▶ **PROMPT**: Repeat the whole of the data, keeping every detail the same.

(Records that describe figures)
'''
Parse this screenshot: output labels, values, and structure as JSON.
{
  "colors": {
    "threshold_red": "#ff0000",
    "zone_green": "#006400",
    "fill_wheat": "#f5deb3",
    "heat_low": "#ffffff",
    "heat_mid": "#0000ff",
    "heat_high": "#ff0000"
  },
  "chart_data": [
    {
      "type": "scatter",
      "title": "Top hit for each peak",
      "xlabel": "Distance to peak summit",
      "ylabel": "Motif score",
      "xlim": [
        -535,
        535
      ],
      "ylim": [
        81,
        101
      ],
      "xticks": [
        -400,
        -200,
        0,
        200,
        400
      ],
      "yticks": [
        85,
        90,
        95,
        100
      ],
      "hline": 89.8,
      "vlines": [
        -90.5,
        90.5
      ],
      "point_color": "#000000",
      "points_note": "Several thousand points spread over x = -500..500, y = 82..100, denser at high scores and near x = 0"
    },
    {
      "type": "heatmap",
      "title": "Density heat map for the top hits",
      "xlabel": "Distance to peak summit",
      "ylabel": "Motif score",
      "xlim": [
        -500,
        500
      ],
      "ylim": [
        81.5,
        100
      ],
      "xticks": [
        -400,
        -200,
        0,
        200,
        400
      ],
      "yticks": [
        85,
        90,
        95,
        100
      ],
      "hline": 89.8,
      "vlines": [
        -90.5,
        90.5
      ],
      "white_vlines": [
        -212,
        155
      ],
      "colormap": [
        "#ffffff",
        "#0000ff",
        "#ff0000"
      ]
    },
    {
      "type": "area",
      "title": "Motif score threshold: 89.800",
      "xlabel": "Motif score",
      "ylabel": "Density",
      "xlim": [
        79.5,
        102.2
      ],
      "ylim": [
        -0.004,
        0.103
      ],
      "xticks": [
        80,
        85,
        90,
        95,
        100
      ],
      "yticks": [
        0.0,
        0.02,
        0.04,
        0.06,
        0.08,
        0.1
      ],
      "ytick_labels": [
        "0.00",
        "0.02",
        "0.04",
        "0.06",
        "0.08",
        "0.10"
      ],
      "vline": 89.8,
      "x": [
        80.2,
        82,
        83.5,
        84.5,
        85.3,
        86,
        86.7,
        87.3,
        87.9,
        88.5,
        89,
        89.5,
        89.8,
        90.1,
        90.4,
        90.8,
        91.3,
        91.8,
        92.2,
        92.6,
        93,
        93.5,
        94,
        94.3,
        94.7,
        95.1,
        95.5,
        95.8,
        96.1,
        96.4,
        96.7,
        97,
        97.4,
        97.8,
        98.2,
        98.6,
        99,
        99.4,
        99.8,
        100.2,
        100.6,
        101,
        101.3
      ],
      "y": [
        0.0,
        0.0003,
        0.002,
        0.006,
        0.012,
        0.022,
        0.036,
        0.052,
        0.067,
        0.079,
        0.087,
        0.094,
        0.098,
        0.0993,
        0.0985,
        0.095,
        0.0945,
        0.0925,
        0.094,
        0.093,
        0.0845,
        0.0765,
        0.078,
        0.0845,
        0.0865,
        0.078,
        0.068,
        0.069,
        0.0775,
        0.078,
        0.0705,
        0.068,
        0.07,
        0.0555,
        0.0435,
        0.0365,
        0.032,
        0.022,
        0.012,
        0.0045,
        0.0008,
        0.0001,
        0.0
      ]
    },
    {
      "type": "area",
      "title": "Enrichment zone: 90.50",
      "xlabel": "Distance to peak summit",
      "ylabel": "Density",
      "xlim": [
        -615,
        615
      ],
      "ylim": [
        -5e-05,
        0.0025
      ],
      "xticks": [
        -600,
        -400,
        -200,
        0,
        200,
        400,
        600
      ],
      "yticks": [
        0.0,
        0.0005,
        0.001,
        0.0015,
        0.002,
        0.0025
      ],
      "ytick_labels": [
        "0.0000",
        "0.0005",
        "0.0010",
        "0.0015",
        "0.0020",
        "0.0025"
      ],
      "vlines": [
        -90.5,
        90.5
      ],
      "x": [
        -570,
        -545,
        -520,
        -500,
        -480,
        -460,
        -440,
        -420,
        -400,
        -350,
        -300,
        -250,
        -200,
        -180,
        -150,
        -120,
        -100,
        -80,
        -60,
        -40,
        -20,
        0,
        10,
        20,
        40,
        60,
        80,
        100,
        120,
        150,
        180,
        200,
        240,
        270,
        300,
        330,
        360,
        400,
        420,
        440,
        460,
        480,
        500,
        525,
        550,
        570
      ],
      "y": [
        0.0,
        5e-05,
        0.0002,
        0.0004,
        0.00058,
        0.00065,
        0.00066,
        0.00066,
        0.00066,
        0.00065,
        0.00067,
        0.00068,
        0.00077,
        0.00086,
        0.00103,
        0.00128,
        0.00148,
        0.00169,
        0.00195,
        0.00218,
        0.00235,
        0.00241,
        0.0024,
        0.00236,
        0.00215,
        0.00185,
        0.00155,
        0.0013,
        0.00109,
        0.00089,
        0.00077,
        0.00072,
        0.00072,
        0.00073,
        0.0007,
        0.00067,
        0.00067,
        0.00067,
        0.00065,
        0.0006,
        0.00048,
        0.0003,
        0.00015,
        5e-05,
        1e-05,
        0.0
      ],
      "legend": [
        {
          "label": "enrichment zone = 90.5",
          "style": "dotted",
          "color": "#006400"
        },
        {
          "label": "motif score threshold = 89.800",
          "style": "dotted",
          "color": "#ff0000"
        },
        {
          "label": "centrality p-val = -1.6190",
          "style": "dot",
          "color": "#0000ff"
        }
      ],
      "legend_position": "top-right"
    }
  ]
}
'''
▶ **SOLUTION TO THIS PROBLEM**:
Parse this screenshot: output labels, values, and structure as JSON.
{
  "colors": {
    "threshold_red": "#ff0000",
    "zone_green": "#006400",
    "fill_wheat": "#f5deb3",
    "heat_low": "#ffffff",
    "heat_mid": "#0000ff",
    "heat_high": "#ff0000"
  },
  "chart_data": [
    {
      "type": "scatter",
      "title": "Top hit for each peak",
      "xlabel": "Distance to peak summit",
      "ylabel": "Motif score",
      "xlim": [
        -535,
        535
      ],
      "ylim": [
        81,
        101
      ],
      "xticks": [
        -400,
        -200,
        0,
        200,
        400
      ],
      "yticks": [
        85,
        90,
        95,
        100
      ],
      "hline": 89.8,
      "vlines": [
        -90.5,
        90.5
      ],
      "point_color": "#000000",
      "points_note": "Several thousand points spread over x = -500..500, y = 82..100, denser at high scores and near x = 0"
    },
    {
      "type": "heatmap",
      "title": "Density heat map for the top hits",
      "xlabel": "Distance to peak summit",
      "ylabel": "Motif score",
      "xlim": [
        -500,
        500
      ],
      "ylim": [
        81.5,
        100
      ],
      "xticks": [
        -400,
        -200,
        0,
        200,
        400
      ],
      "yticks": [
        85,
        90,
        95,
        100
      ],
      "hline": 89.8,
      "vlines": [
        -90.5,
        90.5
      ],
      "white_vlines": [
        -212,
        155
      ],
      "colormap": [
        "#ffffff",
        "#0000ff",
        "#ff0000"
      ]
    },
    {
      "type": "area",
      "title": "Motif score threshold: 89.800",
      "xlabel": "Motif score",
      "ylabel": "Density",
      "xlim": [
        79.5,
        102.2
      ],
      "ylim": [
        -0.004,
        0.103
      ],
      "xticks": [
        80,
        85,
        90,
        95,
        100
      ],
      "yticks": [
        0.0,
        0.02,
        0.04,
        0.06,
        0.08,
        0.1
      ],
      "ytick_labels": [
        "0.00",
        "0.02",
        "0.04",
        "0.06",
        "0.08",
        "0.10"
      ],
      "vline": 89.8,
      "x": [
        80.2,
        82,
        83.5,
        84.5,
        85.3,
        86,
        86.7,
        87.3,
        87.9,
        88.5,
        89,
        89.5,
        89.8,
        90.1,
        90.4,
        90.8,
        91.3,
        91.8,
        92.2,
        92.6,
        93,
        93.5,
        94,
        94.3,
        94.7,
        95.1,
        95.5,
        95.8,
        96.1,
        96.4,
        96.7,
        97,
        97.4,
        97.8,
        98.2,
        98.6,
        99,
        99.4,
        99.8,
        100.2,
        100.6,
        101,
        101.3
      ],
      "y": [
        0.0,
        0.0003,
        0.002,
        0.006,
        0.012,
        0.022,
        0.036,
        0.052,
        0.067,
        0.079,
        0.087,
        0.094,
        0.098,
        0.0993,
        0.0985,
        0.095,
        0.0945,
        0.0925,
        0.094,
        0.093,
        0.0845,
        0.0765,
        0.078,
        0.0845,
        0.0865,
        0.078,
        0.068,
        0.069,
        0.0775,
        0.078,
        0.0705,
        0.068,
        0.07,
        0.0555,
        0.0435,
        0.0365,
        0.032,
        0.022,
        0.012,
        0.0045,
        0.0008,
        0.0001,
        0.0
      ]
    },
    {
      "type": "area",
      "title": "Enrichment zone: 90.50",
      "xlabel": "Distance to peak summit",
      "ylabel": "Density",
      "xlim": [
        -615,
        615
      ],
      "ylim": [
        -5e-05,
        0.0025
      ],
      "xticks": [
        -600,
        -400,
        -200,
        0,
        200,
        400,
        600
      ],
      "yticks": [
        0.0,
        0.0005,
        0.001,
        0.0015,
        0.002,
        0.0025
      ],
      "ytick_labels": [
        "0.0000",
        "0.0005",
        "0.0010",
        "0.0015",
        "0.0020",
        "0.0025"
      ],
      "vlines": [
        -90.5,
        90.5
      ],
      "x": [
        -570,
        -545,
        -520,
        -500,
        -480,
        -460,
        -440,
        -420,
        -400,
        -350,
        -300,
        -250,
        -200,
        -180,
        -150,
        -120,
        -100,
        -80,
        -60,
        -40,
        -20,
        0,
        10,
        20,
        40,
        60,
        80,
        100,
        120,
        150,
        180,
        200,
        240,
        270,
        300,
        330,
        360,
        400,
        420,
        440,
        460,
        480,
        500,
        525,
        550,
        570
      ],
      "y": [
        0.0,
        5e-05,
        0.0002,
        0.0004,
        0.00058,
        0.00065,
        0.00066,
        0.00066,
        0.00066,
        0.00065,
        0.00067,
        0.00068,
        0.00077,
        0.00086,
        0.00103,
        0.00128,
        0.00148,
        0.00169,
        0.00195,
        0.00218,
        0.00235,
        0.00241,
        0.0024,
        0.00236,
        0.00215,
        0.00185,
        0.00155,
        0.0013,
        0.00109,
        0.00089,
        0.00077,
        0.00072,
        0.00072,
        0.00073,
        0.0007,
        0.00067,
        0.00067,
        0.00067,
        0.00065,
        0.0006,
        0.00048,
        0.0003,
        0.00015,
        5e-05,
        1e-05,
        0.0
      ],
      "legend": [
        {
          "label": "enrichment zone = 90.5",
          "style": "dotted",
          "color": "#006400"
        },
        {
          "label": "motif score threshold = 89.800",
          "style": "dotted",
          "color": "#ff0000"
        },
        {
          "label": "centrality p-val = -1.6190",
          "style": "dot",
          "color": "#0000ff"
        }
      ],
      "legend_position": "top-right"
    }
  ]
}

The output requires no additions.